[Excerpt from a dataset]
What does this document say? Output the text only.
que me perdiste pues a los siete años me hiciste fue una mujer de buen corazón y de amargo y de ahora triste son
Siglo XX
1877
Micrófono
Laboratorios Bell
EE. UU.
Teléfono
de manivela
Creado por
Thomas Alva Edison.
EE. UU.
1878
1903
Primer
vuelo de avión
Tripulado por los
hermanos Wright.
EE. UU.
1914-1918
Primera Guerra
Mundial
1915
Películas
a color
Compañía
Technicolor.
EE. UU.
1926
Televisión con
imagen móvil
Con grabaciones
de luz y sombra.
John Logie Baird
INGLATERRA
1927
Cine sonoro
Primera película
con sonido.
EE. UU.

--

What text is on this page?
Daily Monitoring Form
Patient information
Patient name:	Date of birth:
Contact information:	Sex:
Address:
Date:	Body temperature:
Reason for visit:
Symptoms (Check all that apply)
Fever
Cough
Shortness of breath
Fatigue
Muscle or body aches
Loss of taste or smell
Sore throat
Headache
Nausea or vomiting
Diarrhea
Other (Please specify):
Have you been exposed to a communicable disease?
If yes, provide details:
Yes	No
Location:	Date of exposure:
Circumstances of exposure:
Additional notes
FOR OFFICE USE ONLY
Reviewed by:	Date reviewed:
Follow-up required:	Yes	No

...

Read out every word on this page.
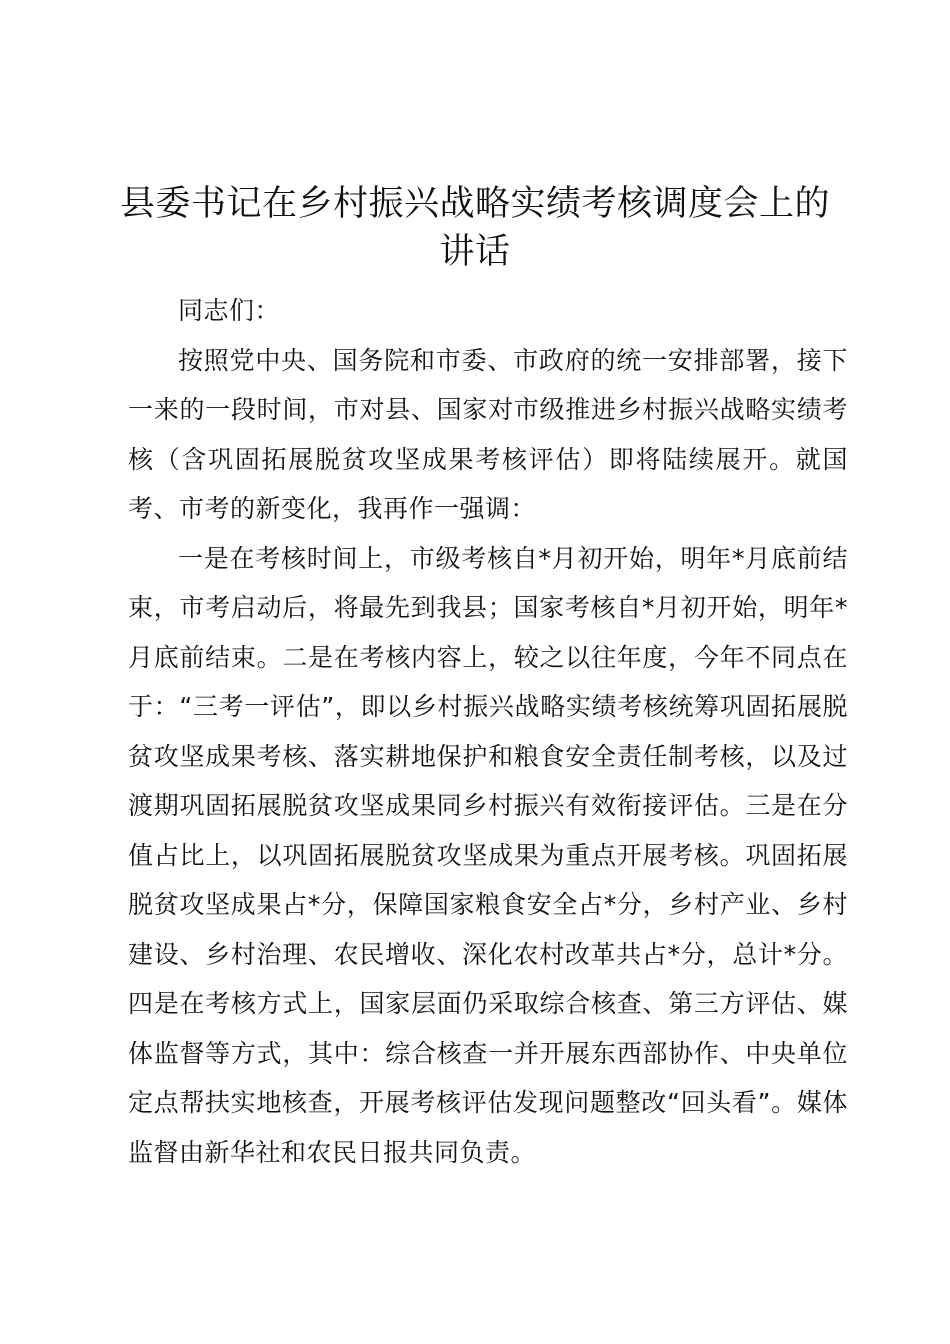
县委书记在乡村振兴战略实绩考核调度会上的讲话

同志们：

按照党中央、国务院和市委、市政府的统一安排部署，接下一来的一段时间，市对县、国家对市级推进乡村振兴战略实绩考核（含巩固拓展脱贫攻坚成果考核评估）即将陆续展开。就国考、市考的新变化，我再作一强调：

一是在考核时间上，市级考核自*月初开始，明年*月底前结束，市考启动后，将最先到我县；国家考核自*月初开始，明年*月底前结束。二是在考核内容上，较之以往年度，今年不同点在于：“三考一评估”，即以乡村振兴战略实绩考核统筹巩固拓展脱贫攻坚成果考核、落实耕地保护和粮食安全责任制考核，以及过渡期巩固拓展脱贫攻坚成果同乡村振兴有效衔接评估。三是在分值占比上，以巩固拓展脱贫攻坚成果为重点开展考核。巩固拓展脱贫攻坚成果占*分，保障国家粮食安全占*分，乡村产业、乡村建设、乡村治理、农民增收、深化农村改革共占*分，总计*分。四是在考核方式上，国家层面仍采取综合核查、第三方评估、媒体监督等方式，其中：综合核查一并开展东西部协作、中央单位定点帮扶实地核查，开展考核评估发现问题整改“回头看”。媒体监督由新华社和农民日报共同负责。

**What you need to do**
In the entries above, locate every line with the word "this" and copy it.

**Problem solution**
What does this document say? Output the text only.
What text is on this page?
Read out every word on this page.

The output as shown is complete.